## Request
Beneath this task is a listing; retype all of it exactly.

--- Data shown ---

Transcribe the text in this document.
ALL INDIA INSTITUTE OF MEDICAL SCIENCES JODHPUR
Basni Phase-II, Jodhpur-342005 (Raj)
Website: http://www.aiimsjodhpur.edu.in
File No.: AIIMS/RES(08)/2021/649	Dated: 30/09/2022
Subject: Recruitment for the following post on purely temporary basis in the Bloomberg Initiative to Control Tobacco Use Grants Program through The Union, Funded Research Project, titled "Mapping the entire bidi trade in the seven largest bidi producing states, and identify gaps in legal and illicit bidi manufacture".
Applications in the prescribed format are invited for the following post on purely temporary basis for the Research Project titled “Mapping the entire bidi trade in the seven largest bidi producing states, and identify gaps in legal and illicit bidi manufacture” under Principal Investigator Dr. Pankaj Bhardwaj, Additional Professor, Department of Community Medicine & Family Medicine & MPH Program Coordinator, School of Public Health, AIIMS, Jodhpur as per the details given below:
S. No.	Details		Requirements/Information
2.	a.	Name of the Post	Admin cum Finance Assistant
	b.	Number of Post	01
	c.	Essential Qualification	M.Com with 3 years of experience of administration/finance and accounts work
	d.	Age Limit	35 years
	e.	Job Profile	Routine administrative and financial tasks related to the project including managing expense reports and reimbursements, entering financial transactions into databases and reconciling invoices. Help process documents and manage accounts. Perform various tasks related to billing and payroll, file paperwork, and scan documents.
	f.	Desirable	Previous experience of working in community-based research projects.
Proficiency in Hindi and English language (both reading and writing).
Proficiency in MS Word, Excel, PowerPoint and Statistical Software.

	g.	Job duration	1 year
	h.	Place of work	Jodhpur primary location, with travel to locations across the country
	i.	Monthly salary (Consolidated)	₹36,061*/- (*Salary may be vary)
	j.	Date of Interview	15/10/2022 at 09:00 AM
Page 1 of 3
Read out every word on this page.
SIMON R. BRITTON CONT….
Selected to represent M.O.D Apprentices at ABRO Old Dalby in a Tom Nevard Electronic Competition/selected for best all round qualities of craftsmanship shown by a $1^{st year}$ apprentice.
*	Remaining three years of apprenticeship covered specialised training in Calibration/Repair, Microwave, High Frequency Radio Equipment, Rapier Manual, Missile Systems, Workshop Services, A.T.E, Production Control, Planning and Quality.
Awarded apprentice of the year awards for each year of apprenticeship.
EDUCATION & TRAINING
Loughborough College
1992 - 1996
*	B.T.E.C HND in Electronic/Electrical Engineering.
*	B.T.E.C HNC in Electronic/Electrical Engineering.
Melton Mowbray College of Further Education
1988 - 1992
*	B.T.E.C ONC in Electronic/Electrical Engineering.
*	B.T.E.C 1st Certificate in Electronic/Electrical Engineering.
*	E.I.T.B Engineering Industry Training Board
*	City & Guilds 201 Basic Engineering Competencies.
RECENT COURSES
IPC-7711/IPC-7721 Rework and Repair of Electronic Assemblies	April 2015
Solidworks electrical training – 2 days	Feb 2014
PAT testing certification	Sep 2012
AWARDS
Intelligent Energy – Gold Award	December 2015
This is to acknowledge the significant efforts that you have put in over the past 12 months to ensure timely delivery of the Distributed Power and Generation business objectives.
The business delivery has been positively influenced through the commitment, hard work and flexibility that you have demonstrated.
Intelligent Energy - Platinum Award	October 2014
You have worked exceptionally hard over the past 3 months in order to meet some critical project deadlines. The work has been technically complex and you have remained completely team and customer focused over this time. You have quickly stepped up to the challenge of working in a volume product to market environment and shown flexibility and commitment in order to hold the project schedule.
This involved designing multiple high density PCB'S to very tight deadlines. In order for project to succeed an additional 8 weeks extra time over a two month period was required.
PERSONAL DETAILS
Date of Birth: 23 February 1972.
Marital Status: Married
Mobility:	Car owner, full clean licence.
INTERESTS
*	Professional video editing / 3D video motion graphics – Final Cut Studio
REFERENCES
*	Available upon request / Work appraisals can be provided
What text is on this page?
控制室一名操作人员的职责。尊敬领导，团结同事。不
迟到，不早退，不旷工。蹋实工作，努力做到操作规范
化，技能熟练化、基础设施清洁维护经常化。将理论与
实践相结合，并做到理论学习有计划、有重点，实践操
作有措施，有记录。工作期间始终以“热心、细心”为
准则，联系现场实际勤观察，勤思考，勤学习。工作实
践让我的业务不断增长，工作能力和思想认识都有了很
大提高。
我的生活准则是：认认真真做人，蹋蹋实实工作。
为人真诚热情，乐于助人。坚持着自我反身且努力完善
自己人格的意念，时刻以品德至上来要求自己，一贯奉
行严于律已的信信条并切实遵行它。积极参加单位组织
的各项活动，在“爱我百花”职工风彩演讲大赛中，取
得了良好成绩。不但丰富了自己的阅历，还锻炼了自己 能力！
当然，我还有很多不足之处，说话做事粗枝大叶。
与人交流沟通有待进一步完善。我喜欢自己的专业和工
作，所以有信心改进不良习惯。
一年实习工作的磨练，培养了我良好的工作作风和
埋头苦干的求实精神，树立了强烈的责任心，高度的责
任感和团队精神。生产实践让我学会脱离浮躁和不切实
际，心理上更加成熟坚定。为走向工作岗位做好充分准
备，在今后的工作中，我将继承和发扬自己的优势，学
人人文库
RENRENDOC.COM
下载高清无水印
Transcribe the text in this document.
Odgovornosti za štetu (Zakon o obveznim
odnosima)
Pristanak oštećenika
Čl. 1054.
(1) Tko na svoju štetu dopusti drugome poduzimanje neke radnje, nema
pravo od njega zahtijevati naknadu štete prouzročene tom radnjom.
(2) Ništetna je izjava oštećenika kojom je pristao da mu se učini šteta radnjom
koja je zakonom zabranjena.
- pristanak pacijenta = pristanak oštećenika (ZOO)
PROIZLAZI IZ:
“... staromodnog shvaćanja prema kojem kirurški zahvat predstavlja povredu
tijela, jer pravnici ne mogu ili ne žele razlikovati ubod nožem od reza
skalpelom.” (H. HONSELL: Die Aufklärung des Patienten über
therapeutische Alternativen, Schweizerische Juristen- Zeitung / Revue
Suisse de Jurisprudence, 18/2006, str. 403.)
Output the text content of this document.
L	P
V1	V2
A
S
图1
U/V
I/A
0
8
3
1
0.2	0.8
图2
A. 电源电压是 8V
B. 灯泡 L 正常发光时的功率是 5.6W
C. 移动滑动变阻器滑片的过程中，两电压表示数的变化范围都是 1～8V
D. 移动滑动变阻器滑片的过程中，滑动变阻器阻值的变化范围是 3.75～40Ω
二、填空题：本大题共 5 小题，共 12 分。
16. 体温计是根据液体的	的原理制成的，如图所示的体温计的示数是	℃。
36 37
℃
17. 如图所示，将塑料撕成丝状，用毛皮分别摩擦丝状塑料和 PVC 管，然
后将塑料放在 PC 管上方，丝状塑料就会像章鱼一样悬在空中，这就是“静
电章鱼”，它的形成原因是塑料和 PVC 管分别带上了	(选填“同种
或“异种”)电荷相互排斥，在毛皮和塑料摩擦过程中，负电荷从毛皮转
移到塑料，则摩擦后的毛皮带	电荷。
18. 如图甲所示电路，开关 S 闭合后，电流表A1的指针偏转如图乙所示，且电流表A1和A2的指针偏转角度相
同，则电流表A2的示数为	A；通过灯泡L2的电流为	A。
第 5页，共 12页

---

## Full answer
Transcribe the text in this document.
ALL INDIA INSTITUTE OF MEDICAL SCIENCES JODHPUR
Basni Phase-II, Jodhpur-342005 (Raj)
Website: http://www.aiimsjodhpur.edu.in
File No.: AIIMS/RES(08)/2021/649	Dated: 30/09/2022
Subject: Recruitment for the following post on purely temporary basis in the Bloomberg Initiative to Control Tobacco Use Grants Program through The Union, Funded Research Project, titled "Mapping the entire bidi trade in the seven largest bidi producing states, and identify gaps in legal and illicit bidi manufacture".
Applications in the prescribed format are invited for the following post on purely temporary basis for the Research Project titled “Mapping the entire bidi trade in the seven largest bidi producing states, and identify gaps in legal and illicit bidi manufacture” under Principal Investigator Dr. Pankaj Bhardwaj, Additional Professor, Department of Community Medicine & Family Medicine & MPH Program Coordinator, School of Public Health, AIIMS, Jodhpur as per the details given below:
S. No.	Details		Requirements/Information
2.	a.	Name of the Post	Admin cum Finance Assistant
	b.	Number of Post	01
	c.	Essential Qualification	M.Com with 3 years of experience of administration/finance and accounts work
	d.	Age Limit	35 years
	e.	Job Profile	Routine administrative and financial tasks related to the project including managing expense reports and reimbursements, entering financial transactions into databases and reconciling invoices. Help process documents and manage accounts. Perform various tasks related to billing and payroll, file paperwork, and scan documents.
	f.	Desirable	Previous experience of working in community-based research projects.
Proficiency in Hindi and English language (both reading and writing).
Proficiency in MS Word, Excel, PowerPoint and Statistical Software.

	g.	Job duration	1 year
	h.	Place of work	Jodhpur primary location, with travel to locations across the country
	i.	Monthly salary (Consolidated)	₹36,061*/- (*Salary may be vary)
	j.	Date of Interview	15/10/2022 at 09:00 AM
Page 1 of 3
Read out every word on this page.
SIMON R. BRITTON CONT….
Selected to represent M.O.D Apprentices at ABRO Old Dalby in a Tom Nevard Electronic Competition/selected for best all round qualities of craftsmanship shown by a $1^{st year}$ apprentice.
*	Remaining three years of apprenticeship covered specialised training in Calibration/Repair, Microwave, High Frequency Radio Equipment, Rapier Manual, Missile Systems, Workshop Services, A.T.E, Production Control, Planning and Quality.
Awarded apprentice of the year awards for each year of apprenticeship.
EDUCATION & TRAINING
Loughborough College
1992 - 1996
*	B.T.E.C HND in Electronic/Electrical Engineering.
*	B.T.E.C HNC in Electronic/Electrical Engineering.
Melton Mowbray College of Further Education
1988 - 1992
*	B.T.E.C ONC in Electronic/Electrical Engineering.
*	B.T.E.C 1st Certificate in Electronic/Electrical Engineering.
*	E.I.T.B Engineering Industry Training Board
*	City & Guilds 201 Basic Engineering Competencies.
RECENT COURSES
IPC-7711/IPC-7721 Rework and Repair of Electronic Assemblies	April 2015
Solidworks electrical training – 2 days	Feb 2014
PAT testing certification	Sep 2012
AWARDS
Intelligent Energy – Gold Award	December 2015
This is to acknowledge the significant efforts that you have put in over the past 12 months to ensure timely delivery of the Distributed Power and Generation business objectives.
The business delivery has been positively influenced through the commitment, hard work and flexibility that you have demonstrated.
Intelligent Energy - Platinum Award	October 2014
You have worked exceptionally hard over the past 3 months in order to meet some critical project deadlines. The work has been technically complex and you have remained completely team and customer focused over this time. You have quickly stepped up to the challenge of working in a volume product to market environment and shown flexibility and commitment in order to hold the project schedule.
This involved designing multiple high density PCB'S to very tight deadlines. In order for project to succeed an additional 8 weeks extra time over a two month period was required.
PERSONAL DETAILS
Date of Birth: 23 February 1972.
Marital Status: Married
Mobility:	Car owner, full clean licence.
INTERESTS
*	Professional video editing / 3D video motion graphics – Final Cut Studio
REFERENCES
*	Available upon request / Work appraisals can be provided
What text is on this page?
控制室一名操作人员的职责。尊敬领导，团结同事。不
迟到，不早退，不旷工。蹋实工作，努力做到操作规范
化，技能熟练化、基础设施清洁维护经常化。将理论与
实践相结合，并做到理论学习有计划、有重点，实践操
作有措施，有记录。工作期间始终以“热心、细心”为
准则，联系现场实际勤观察，勤思考，勤学习。工作实
践让我的业务不断增长，工作能力和思想认识都有了很
大提高。
我的生活准则是：认认真真做人，蹋蹋实实工作。
为人真诚热情，乐于助人。坚持着自我反身且努力完善
自己人格的意念，时刻以品德至上来要求自己，一贯奉
行严于律已的信信条并切实遵行它。积极参加单位组织
的各项活动，在“爱我百花”职工风彩演讲大赛中，取
得了良好成绩。不但丰富了自己的阅历，还锻炼了自己 能力！
当然，我还有很多不足之处，说话做事粗枝大叶。
与人交流沟通有待进一步完善。我喜欢自己的专业和工
作，所以有信心改进不良习惯。
一年实习工作的磨练，培养了我良好的工作作风和
埋头苦干的求实精神，树立了强烈的责任心，高度的责
任感和团队精神。生产实践让我学会脱离浮躁和不切实
际，心理上更加成熟坚定。为走向工作岗位做好充分准
备，在今后的工作中，我将继承和发扬自己的优势，学
人人文库
RENRENDOC.COM
下载高清无水印
Transcribe the text in this document.
Odgovornosti za štetu (Zakon o obveznim
odnosima)
Pristanak oštećenika
Čl. 1054.
(1) Tko na svoju štetu dopusti drugome poduzimanje neke radnje, nema
pravo od njega zahtijevati naknadu štete prouzročene tom radnjom.
(2) Ništetna je izjava oštećenika kojom je pristao da mu se učini šteta radnjom
koja je zakonom zabranjena.
- pristanak pacijenta = pristanak oštećenika (ZOO)
PROIZLAZI IZ:
“... staromodnog shvaćanja prema kojem kirurški zahvat predstavlja povredu
tijela, jer pravnici ne mogu ili ne žele razlikovati ubod nožem od reza
skalpelom.” (H. HONSELL: Die Aufklärung des Patienten über
therapeutische Alternativen, Schweizerische Juristen- Zeitung / Revue
Suisse de Jurisprudence, 18/2006, str. 403.)
Output the text content of this document.
L	P
V1	V2
A
S
图1
U/V
I/A
0
8
3
1
0.2	0.8
图2
A. 电源电压是 8V
B. 灯泡 L 正常发光时的功率是 5.6W
C. 移动滑动变阻器滑片的过程中，两电压表示数的变化范围都是 1～8V
D. 移动滑动变阻器滑片的过程中，滑动变阻器阻值的变化范围是 3.75～40Ω
二、填空题：本大题共 5 小题，共 12 分。
16. 体温计是根据液体的	的原理制成的，如图所示的体温计的示数是	℃。
36 37
℃
17. 如图所示，将塑料撕成丝状，用毛皮分别摩擦丝状塑料和 PVC 管，然
后将塑料放在 PC 管上方，丝状塑料就会像章鱼一样悬在空中，这就是“静
电章鱼”，它的形成原因是塑料和 PVC 管分别带上了	(选填“同种
或“异种”)电荷相互排斥，在毛皮和塑料摩擦过程中，负电荷从毛皮转
移到塑料，则摩擦后的毛皮带	电荷。
18. 如图甲所示电路，开关 S 闭合后，电流表A1的指针偏转如图乙所示，且电流表A1和A2的指针偏转角度相
同，则电流表A2的示数为	A；通过灯泡L2的电流为	A。
第 5页，共 12页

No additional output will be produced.